The District of Columbia Department of Insurance, Securities and Banking (DISB) recently received a $150,000 grant from the Centers for Medicare & Medicaid Services (CMS) to perform a feasibility study on the creation and initial operation of a qualified high-risk pool for the District’s uninsurable population. The timeframe for the project was set for Sept. 30, 2007, to March 31, 2009, however, DISB anticipates that it will complete the project substantially ahead of time.

“We expect this feasibility study would establish a mechanism for the District of Columbia to provide services to medically uninsurable District residents,” said DISB Commissioner Thomas E. Hampton. “We hope the study would show that the establishment of a high-risk pool in the District will be an acceptable alternative to the CareFirst Open Enrollment Program, which provides coverage to those who are medically uninsurable.”

(TASK REQUIREMENTS):
A: According to the grant announcement, how much money did DISB receive from the Centers for Medicare & Medicaid Services?
B: Write out the grant announcement word for word, everything from "The District of Columbia Department" down to "ahead of time.".

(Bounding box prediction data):
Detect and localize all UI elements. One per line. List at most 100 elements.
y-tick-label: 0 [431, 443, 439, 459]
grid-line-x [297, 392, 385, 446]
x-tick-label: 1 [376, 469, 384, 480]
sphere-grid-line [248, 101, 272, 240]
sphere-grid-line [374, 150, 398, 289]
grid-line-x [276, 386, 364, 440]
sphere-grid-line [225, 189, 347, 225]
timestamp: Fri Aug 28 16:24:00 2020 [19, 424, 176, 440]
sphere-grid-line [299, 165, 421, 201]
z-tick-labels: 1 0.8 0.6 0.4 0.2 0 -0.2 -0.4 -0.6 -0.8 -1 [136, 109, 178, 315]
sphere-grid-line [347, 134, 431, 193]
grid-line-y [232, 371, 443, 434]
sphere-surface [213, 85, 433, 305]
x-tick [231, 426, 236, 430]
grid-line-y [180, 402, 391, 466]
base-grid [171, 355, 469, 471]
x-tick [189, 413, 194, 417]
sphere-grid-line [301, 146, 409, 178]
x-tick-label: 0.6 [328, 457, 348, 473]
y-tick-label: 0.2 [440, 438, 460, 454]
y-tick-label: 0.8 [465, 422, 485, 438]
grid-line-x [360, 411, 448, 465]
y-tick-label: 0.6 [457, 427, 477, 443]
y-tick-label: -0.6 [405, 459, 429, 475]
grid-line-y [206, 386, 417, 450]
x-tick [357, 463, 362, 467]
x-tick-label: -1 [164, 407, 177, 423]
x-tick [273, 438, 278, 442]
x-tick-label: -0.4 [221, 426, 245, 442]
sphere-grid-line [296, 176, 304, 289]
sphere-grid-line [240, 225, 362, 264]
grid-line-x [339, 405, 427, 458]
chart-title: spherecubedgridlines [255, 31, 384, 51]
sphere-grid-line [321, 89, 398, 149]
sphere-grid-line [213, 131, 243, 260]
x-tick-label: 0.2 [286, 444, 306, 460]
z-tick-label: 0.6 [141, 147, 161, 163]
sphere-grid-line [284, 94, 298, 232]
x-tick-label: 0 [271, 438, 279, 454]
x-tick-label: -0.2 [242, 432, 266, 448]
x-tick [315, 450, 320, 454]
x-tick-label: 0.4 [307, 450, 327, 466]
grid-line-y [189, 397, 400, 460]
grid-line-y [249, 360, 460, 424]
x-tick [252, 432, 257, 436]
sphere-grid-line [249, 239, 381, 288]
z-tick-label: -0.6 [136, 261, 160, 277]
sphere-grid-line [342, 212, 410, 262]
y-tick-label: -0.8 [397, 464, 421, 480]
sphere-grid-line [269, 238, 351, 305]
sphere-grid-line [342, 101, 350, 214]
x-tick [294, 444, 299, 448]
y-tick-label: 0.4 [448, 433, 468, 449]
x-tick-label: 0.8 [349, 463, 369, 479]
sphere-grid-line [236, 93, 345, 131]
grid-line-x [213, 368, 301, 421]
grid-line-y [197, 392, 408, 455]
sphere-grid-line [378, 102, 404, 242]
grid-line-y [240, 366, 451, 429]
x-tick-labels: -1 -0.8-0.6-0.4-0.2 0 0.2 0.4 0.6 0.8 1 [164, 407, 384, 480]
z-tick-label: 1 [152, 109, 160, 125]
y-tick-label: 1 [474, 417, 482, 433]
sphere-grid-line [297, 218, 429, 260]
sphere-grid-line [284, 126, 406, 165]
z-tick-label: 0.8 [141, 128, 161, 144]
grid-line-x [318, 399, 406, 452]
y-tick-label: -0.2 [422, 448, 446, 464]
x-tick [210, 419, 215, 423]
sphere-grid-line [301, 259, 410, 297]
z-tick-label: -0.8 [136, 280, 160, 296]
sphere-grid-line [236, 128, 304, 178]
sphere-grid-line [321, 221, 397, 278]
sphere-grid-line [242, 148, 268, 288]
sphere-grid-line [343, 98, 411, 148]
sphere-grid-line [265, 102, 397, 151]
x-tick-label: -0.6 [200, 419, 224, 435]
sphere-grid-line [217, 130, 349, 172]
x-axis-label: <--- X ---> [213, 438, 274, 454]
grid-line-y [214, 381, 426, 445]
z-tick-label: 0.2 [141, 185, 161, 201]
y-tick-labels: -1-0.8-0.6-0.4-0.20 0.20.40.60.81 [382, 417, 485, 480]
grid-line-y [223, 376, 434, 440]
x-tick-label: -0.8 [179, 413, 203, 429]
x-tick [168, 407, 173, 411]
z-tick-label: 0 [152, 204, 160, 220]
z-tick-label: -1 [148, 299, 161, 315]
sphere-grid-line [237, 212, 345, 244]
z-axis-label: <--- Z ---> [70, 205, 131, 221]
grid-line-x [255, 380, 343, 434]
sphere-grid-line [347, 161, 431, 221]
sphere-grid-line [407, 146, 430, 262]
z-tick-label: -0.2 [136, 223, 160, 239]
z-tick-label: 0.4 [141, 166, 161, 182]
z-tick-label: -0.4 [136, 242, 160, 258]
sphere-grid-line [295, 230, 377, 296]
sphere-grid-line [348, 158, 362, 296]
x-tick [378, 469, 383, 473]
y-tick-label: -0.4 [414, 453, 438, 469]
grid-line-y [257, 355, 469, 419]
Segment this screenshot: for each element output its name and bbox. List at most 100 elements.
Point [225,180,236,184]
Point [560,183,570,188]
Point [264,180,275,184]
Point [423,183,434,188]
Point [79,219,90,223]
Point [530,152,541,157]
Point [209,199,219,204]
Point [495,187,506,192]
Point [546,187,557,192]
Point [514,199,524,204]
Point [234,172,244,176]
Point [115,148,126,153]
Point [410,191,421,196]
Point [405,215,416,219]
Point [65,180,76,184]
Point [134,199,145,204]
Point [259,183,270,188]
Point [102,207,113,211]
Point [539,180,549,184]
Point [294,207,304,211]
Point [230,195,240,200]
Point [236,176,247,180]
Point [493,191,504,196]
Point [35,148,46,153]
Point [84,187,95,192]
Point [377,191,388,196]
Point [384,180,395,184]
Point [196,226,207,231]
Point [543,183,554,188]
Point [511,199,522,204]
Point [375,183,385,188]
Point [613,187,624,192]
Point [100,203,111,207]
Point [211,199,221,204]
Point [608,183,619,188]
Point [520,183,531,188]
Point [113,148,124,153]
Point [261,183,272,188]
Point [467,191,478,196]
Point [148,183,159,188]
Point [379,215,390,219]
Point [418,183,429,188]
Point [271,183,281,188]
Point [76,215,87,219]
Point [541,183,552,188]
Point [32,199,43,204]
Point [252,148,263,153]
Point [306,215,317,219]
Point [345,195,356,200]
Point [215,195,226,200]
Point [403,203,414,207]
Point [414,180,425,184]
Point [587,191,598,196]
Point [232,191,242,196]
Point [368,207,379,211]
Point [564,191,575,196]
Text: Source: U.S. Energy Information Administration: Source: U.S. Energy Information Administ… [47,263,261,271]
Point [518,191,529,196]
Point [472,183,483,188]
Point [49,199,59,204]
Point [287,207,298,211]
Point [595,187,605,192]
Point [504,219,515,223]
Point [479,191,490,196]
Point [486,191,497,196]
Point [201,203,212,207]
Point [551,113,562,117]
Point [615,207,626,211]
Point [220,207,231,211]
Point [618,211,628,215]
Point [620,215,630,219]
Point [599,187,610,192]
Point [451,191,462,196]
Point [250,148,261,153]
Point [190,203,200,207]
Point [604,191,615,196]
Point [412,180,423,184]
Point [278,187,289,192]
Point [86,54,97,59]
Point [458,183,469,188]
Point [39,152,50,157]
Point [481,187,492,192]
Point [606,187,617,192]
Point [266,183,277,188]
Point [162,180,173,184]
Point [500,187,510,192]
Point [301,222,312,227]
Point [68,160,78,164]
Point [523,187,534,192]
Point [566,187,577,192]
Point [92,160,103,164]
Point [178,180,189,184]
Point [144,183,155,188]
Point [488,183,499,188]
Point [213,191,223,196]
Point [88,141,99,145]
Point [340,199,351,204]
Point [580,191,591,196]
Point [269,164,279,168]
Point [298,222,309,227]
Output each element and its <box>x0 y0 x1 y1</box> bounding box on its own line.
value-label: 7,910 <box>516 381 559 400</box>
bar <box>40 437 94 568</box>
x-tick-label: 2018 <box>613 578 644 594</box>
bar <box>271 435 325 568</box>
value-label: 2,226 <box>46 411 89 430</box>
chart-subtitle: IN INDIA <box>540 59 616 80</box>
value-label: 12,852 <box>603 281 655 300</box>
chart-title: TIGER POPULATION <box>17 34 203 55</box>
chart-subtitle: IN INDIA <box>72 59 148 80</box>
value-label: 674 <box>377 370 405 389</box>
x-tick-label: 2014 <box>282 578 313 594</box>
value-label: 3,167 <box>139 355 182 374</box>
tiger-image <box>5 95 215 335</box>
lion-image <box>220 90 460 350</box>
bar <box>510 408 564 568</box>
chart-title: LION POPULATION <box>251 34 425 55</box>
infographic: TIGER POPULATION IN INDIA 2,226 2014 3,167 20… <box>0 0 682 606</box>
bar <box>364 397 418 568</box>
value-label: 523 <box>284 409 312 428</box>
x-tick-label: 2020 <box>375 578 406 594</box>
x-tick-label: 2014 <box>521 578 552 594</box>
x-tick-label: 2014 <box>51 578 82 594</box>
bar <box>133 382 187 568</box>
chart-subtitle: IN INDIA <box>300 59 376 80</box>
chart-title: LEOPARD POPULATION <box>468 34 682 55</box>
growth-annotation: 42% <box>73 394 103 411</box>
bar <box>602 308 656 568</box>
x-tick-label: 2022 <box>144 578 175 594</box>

(YOUR WRITTEN ANSWERS):
A: $150,000

B:
The District of Columbia Department of Insurance, Securities and Banking (DISB) recently received a $150,000 grant from the Centers for Medicare & Medicaid Services (CMS) to perform a feasibility study on the creation and initial operation of a qualified high-risk pool for the District’s uninsurable population. The timeframe for the project was set for Sept. 30, 2007, to March 31, 2009, however, DISB anticipates that it will complete the project substantially ahead of time.